**Brief**:
Give every line of the data again, unchanged, but with no pictures.

** Start of Input records **

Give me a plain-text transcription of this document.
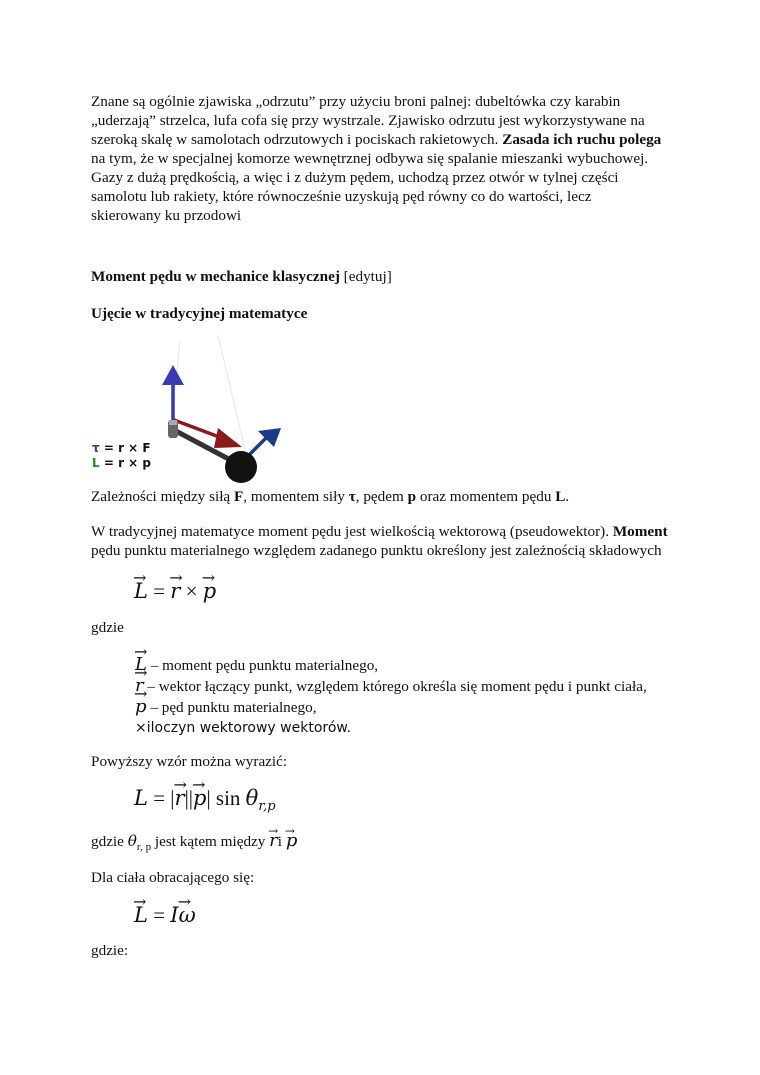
Znane są ogólnie zjawiska „odrzutu” przy użyciu broni palnej: dubeltówka czy karabin
„uderzają” strzelca, lufa cofa się przy wystrzale. Zjawisko odrzutu jest wykorzystywane na
szeroką skalę w samolotach odrzutowych i pociskach rakietowych. Zasada ich ruchu polega
na tym, że w specjalnej komorze wewnętrznej odbywa się spalanie mieszanki wybuchowej.
Gazy z dużą prędkością, a więc i z dużym pędem, uchodzą przez otwór w tylnej części
samolotu lub rakiety, które równocześnie uzyskują pęd równy co do wartości, lecz
skierowany ku przodowi
Moment pędu w mechanice klasycznej [edytuj]
Ujęcie w tradycyjnej matematyce
τ = r × F
L = r × p
Zależności między siłą F, momentem siły τ, pędem p oraz momentem pędu L.
W tradycyjnej matematyce moment pędu jest wielkością wektorową (pseudowektor). Moment
pędu punktu materialnego względem zadanego punktu określony jest zależnością składowych
→ L = → r × → p
gdzie
→ L – moment pędu punktu materialnego,
→ r – wektor łączący punkt, względem którego określa się moment pędu i punkt ciała,
→ p – pęd punktu materialnego,
×iloczyn wektorowy wektorów.
Powyższy wzór można wyrazić:
L = |→ r||→ p| $\sin \theta_{r,p}$
gdzie $\theta_{r, p}$ jest kątem między → ri → p
Dla ciała obracającego się:
→ L = I→ ω
gdzie:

** End of Input records **

**The solution**:
Give me a plain-text transcription of this document.
Znane są ogólnie zjawiska „odrzutu” przy użyciu broni palnej: dubeltówka czy karabin
„uderzają” strzelca, lufa cofa się przy wystrzale. Zjawisko odrzutu jest wykorzystywane na
szeroką skalę w samolotach odrzutowych i pociskach rakietowych. Zasada ich ruchu polega
na tym, że w specjalnej komorze wewnętrznej odbywa się spalanie mieszanki wybuchowej.
Gazy z dużą prędkością, a więc i z dużym pędem, uchodzą przez otwór w tylnej części
samolotu lub rakiety, które równocześnie uzyskują pęd równy co do wartości, lecz
skierowany ku przodowi
Moment pędu w mechanice klasycznej [edytuj]
Ujęcie w tradycyjnej matematyce
τ = r × F
L = r × p
Zależności między siłą F, momentem siły τ, pędem p oraz momentem pędu L.
W tradycyjnej matematyce moment pędu jest wielkością wektorową (pseudowektor). Moment
pędu punktu materialnego względem zadanego punktu określony jest zależnością składowych
→ L = → r × → p
gdzie
→ L – moment pędu punktu materialnego,
→ r – wektor łączący punkt, względem którego określa się moment pędu i punkt ciała,
→ p – pęd punktu materialnego,
×iloczyn wektorowy wektorów.
Powyższy wzór można wyrazić:
L = |→ r||→ p| $\sin \theta_{r,p}$
gdzie $\theta_{r, p}$ jest kątem między → ri → p
Dla ciała obracającego się:
→ L = I→ ω
gdzie:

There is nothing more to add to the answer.